Data entries for graphics

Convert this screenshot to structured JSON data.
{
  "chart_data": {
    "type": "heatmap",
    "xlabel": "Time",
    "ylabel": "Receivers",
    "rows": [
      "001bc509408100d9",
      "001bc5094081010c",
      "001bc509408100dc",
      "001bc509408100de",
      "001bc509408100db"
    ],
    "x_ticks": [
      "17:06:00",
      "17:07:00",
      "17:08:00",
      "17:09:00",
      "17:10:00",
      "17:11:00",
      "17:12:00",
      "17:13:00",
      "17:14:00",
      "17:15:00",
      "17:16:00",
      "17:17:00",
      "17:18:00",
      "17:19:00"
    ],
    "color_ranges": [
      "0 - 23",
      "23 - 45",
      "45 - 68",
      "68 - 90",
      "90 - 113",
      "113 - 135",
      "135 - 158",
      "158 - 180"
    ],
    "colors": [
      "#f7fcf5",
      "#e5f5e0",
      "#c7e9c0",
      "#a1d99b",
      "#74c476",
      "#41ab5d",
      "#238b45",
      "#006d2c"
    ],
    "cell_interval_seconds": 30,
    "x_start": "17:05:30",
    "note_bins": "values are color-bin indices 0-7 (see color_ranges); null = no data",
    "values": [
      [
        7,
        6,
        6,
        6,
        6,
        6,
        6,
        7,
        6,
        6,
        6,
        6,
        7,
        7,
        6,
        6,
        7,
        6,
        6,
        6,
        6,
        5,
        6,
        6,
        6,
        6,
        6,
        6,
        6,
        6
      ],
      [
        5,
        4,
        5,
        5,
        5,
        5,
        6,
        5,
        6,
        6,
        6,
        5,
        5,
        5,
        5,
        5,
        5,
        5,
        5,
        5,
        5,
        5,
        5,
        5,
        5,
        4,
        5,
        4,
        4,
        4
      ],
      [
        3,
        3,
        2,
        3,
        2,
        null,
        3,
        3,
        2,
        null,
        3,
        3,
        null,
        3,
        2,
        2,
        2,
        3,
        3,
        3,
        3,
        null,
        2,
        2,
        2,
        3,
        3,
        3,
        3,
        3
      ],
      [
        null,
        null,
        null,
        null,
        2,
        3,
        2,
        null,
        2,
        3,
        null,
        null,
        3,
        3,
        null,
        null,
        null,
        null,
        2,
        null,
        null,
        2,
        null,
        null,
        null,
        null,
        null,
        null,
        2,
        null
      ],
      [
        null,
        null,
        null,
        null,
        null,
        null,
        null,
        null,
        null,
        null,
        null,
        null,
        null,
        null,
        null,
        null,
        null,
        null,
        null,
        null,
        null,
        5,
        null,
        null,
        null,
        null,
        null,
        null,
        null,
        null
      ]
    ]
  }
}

» Given exercise
The full set of records should be duplicated exactly.

» Result of this exercise
Convert this screenshot to structured JSON data.
{
  "chart_data": {
    "type": "heatmap",
    "xlabel": "Time",
    "ylabel": "Receivers",
    "rows": [
      "001bc509408100d9",
      "001bc5094081010c",
      "001bc509408100dc",
      "001bc509408100de",
      "001bc509408100db"
    ],
    "x_ticks": [
      "17:06:00",
      "17:07:00",
      "17:08:00",
      "17:09:00",
      "17:10:00",
      "17:11:00",
      "17:12:00",
      "17:13:00",
      "17:14:00",
      "17:15:00",
      "17:16:00",
      "17:17:00",
      "17:18:00",
      "17:19:00"
    ],
    "color_ranges": [
      "0 - 23",
      "23 - 45",
      "45 - 68",
      "68 - 90",
      "90 - 113",
      "113 - 135",
      "135 - 158",
      "158 - 180"
    ],
    "colors": [
      "#f7fcf5",
      "#e5f5e0",
      "#c7e9c0",
      "#a1d99b",
      "#74c476",
      "#41ab5d",
      "#238b45",
      "#006d2c"
    ],
    "cell_interval_seconds": 30,
    "x_start": "17:05:30",
    "note_bins": "values are color-bin indices 0-7 (see color_ranges); null = no data",
    "values": [
      [
        7,
        6,
        6,
        6,
        6,
        6,
        6,
        7,
        6,
        6,
        6,
        6,
        7,
        7,
        6,
        6,
        7,
        6,
        6,
        6,
        6,
        5,
        6,
        6,
        6,
        6,
        6,
        6,
        6,
        6
      ],
      [
        5,
        4,
        5,
        5,
        5,
        5,
        6,
        5,
        6,
        6,
        6,
        5,
        5,
        5,
        5,
        5,
        5,
        5,
        5,
        5,
        5,
        5,
        5,
        5,
        5,
        4,
        5,
        4,
        4,
        4
      ],
      [
        3,
        3,
        2,
        3,
        2,
        null,
        3,
        3,
        2,
        null,
        3,
        3,
        null,
        3,
        2,
        2,
        2,
        3,
        3,
        3,
        3,
        null,
        2,
        2,
        2,
        3,
        3,
        3,
        3,
        3
      ],
      [
        null,
        null,
        null,
        null,
        2,
        3,
        2,
        null,
        2,
        3,
        null,
        null,
        3,
        3,
        null,
        null,
        null,
        null,
        2,
        null,
        null,
        2,
        null,
        null,
        null,
        null,
        null,
        null,
        2,
        null
      ],
      [
        null,
        null,
        null,
        null,
        null,
        null,
        null,
        null,
        null,
        null,
        null,
        null,
        null,
        null,
        null,
        null,
        null,
        null,
        null,
        null,
        null,
        5,
        null,
        null,
        null,
        null,
        null,
        null,
        null,
        null
      ]
    ]
  }
}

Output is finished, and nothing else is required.